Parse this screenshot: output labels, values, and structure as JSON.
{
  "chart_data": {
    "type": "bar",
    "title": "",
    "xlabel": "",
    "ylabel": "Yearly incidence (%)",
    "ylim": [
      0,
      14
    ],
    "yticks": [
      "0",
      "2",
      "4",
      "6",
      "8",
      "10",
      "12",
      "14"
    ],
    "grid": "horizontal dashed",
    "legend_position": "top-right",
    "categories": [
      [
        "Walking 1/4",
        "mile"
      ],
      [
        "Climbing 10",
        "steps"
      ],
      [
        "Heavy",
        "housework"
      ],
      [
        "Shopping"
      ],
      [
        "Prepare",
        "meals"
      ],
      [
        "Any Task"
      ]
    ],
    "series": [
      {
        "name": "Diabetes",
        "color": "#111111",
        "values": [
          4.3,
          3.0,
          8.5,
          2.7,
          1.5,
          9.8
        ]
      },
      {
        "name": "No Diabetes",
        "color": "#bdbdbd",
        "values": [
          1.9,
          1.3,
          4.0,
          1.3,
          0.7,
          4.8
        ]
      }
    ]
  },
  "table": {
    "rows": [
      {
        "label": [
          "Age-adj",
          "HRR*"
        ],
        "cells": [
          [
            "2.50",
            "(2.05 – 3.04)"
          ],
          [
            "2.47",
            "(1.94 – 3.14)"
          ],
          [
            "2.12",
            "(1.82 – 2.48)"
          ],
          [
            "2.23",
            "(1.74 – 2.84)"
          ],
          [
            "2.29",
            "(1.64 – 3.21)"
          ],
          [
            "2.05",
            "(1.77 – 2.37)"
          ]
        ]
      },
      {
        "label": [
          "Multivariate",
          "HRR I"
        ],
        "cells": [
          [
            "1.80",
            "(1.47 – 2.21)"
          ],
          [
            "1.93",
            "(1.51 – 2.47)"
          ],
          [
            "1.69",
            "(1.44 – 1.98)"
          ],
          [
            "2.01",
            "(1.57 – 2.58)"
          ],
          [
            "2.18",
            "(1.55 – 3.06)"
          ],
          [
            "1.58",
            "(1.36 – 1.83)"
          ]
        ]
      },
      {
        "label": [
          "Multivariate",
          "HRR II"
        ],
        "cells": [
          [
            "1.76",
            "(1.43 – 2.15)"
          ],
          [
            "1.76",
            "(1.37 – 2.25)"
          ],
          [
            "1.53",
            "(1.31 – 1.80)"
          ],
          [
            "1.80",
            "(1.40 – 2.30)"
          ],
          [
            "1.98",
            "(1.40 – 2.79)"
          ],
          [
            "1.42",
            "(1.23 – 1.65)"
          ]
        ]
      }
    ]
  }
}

# # #

• EXERCISE OBJECTIVE
Retype the listing. Match it exactly.

• RESULT OF THE EXERCISE
Parse this screenshot: output labels, values, and structure as JSON.
{
  "chart_data": {
    "type": "bar",
    "title": "",
    "xlabel": "",
    "ylabel": "Yearly incidence (%)",
    "ylim": [
      0,
      14
    ],
    "yticks": [
      "0",
      "2",
      "4",
      "6",
      "8",
      "10",
      "12",
      "14"
    ],
    "grid": "horizontal dashed",
    "legend_position": "top-right",
    "categories": [
      [
        "Walking 1/4",
        "mile"
      ],
      [
        "Climbing 10",
        "steps"
      ],
      [
        "Heavy",
        "housework"
      ],
      [
        "Shopping"
      ],
      [
        "Prepare",
        "meals"
      ],
      [
        "Any Task"
      ]
    ],
    "series": [
      {
        "name": "Diabetes",
        "color": "#111111",
        "values": [
          4.3,
          3.0,
          8.5,
          2.7,
          1.5,
          9.8
        ]
      },
      {
        "name": "No Diabetes",
        "color": "#bdbdbd",
        "values": [
          1.9,
          1.3,
          4.0,
          1.3,
          0.7,
          4.8
        ]
      }
    ]
  },
  "table": {
    "rows": [
      {
        "label": [
          "Age-adj",
          "HRR*"
        ],
        "cells": [
          [
            "2.50",
            "(2.05 – 3.04)"
          ],
          [
            "2.47",
            "(1.94 – 3.14)"
          ],
          [
            "2.12",
            "(1.82 – 2.48)"
          ],
          [
            "2.23",
            "(1.74 – 2.84)"
          ],
          [
            "2.29",
            "(1.64 – 3.21)"
          ],
          [
            "2.05",
            "(1.77 – 2.37)"
          ]
        ]
      },
      {
        "label": [
          "Multivariate",
          "HRR I"
        ],
        "cells": [
          [
            "1.80",
            "(1.47 – 2.21)"
          ],
          [
            "1.93",
            "(1.51 – 2.47)"
          ],
          [
            "1.69",
            "(1.44 – 1.98)"
          ],
          [
            "2.01",
            "(1.57 – 2.58)"
          ],
          [
            "2.18",
            "(1.55 – 3.06)"
          ],
          [
            "1.58",
            "(1.36 – 1.83)"
          ]
        ]
      },
      {
        "label": [
          "Multivariate",
          "HRR II"
        ],
        "cells": [
          [
            "1.76",
            "(1.43 – 2.15)"
          ],
          [
            "1.76",
            "(1.37 – 2.25)"
          ],
          [
            "1.53",
            "(1.31 – 1.80)"
          ],
          [
            "1.80",
            "(1.40 – 2.30)"
          ],
          [
            "1.98",
            "(1.40 – 2.79)"
          ],
          [
            "1.42",
            "(1.23 – 1.65)"
          ]
        ]
      }
    ]
  }
}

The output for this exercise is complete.